Items:
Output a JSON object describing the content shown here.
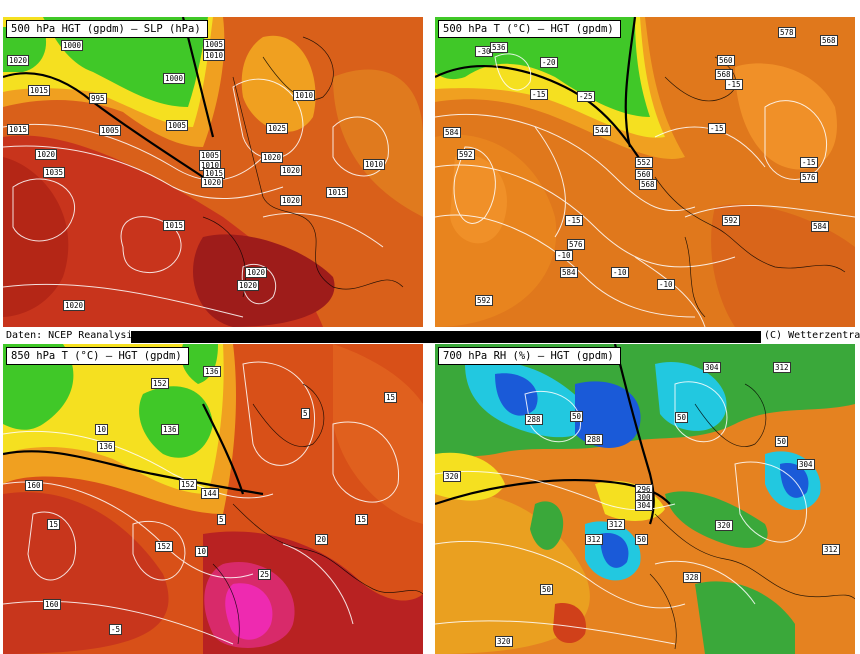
{
  "footer": {
    "source": "Daten: NCEP Reanalysis",
    "credit": "(C) Wetterzentrale"
  },
  "panels": [
    {
      "title": "500 hPa HGT (gpdm) – SLP (hPa)",
      "labels": [
        "1000",
        "1005",
        "1010",
        "1020",
        "1015",
        "995",
        "1005",
        "1000",
        "1005",
        "1015",
        "1020",
        "1035",
        "1005",
        "1010",
        "1015",
        "1020",
        "1025",
        "1020",
        "1010",
        "1015",
        "1020",
        "1015",
        "1020",
        "1020",
        "1020",
        "1020",
        "1010"
      ]
    },
    {
      "title": "500 hPa T (°C) – HGT (gpdm)",
      "labels": [
        "-30",
        "536",
        "-20",
        "-15",
        "-25",
        "544",
        "552",
        "560",
        "568",
        "-15",
        "584",
        "592",
        "-15",
        "576",
        "-10",
        "584",
        "-10",
        "-10",
        "592",
        "592",
        "576",
        "560",
        "568",
        "584",
        "-15",
        "578",
        "568",
        "-15"
      ]
    },
    {
      "title": "850 hPa T (°C) – HGT (gpdm)",
      "labels": [
        "136",
        "152",
        "136",
        "136",
        "144",
        "152",
        "160",
        "152",
        "160",
        "15",
        "10",
        "20",
        "25",
        "5",
        "15",
        "-5",
        "15",
        "10",
        "5"
      ]
    },
    {
      "title": "700 hPa RH (%) – HGT (gpdm)",
      "labels": [
        "288",
        "304",
        "312",
        "288",
        "296",
        "300",
        "304",
        "312",
        "312",
        "320",
        "328",
        "320",
        "304",
        "312",
        "50",
        "50",
        "50",
        "50",
        "50",
        "320"
      ]
    }
  ]
}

Exercise task:
Make a verbatim copy of all the entries and strip out the pictures.

Written answer:
Output a JSON object describing the content shown here.
{
  "footer": {
    "source": "Daten: NCEP Reanalysis",
    "credit": "(C) Wetterzentrale"
  },
  "panels": [
    {
      "title": "500 hPa HGT (gpdm) – SLP (hPa)",
      "labels": [
        "1000",
        "1005",
        "1010",
        "1020",
        "1015",
        "995",
        "1005",
        "1000",
        "1005",
        "1015",
        "1020",
        "1035",
        "1005",
        "1010",
        "1015",
        "1020",
        "1025",
        "1020",
        "1010",
        "1015",
        "1020",
        "1015",
        "1020",
        "1020",
        "1020",
        "1020",
        "1010"
      ]
    },
    {
      "title": "500 hPa T (°C) – HGT (gpdm)",
      "labels": [
        "-30",
        "536",
        "-20",
        "-15",
        "-25",
        "544",
        "552",
        "560",
        "568",
        "-15",
        "584",
        "592",
        "-15",
        "576",
        "-10",
        "584",
        "-10",
        "-10",
        "592",
        "592",
        "576",
        "560",
        "568",
        "584",
        "-15",
        "578",
        "568",
        "-15"
      ]
    },
    {
      "title": "850 hPa T (°C) – HGT (gpdm)",
      "labels": [
        "136",
        "152",
        "136",
        "136",
        "144",
        "152",
        "160",
        "152",
        "160",
        "15",
        "10",
        "20",
        "25",
        "5",
        "15",
        "-5",
        "15",
        "10",
        "5"
      ]
    },
    {
      "title": "700 hPa RH (%) – HGT (gpdm)",
      "labels": [
        "288",
        "304",
        "312",
        "288",
        "296",
        "300",
        "304",
        "312",
        "312",
        "320",
        "328",
        "320",
        "304",
        "312",
        "50",
        "50",
        "50",
        "50",
        "50",
        "320"
      ]
    }
  ]
}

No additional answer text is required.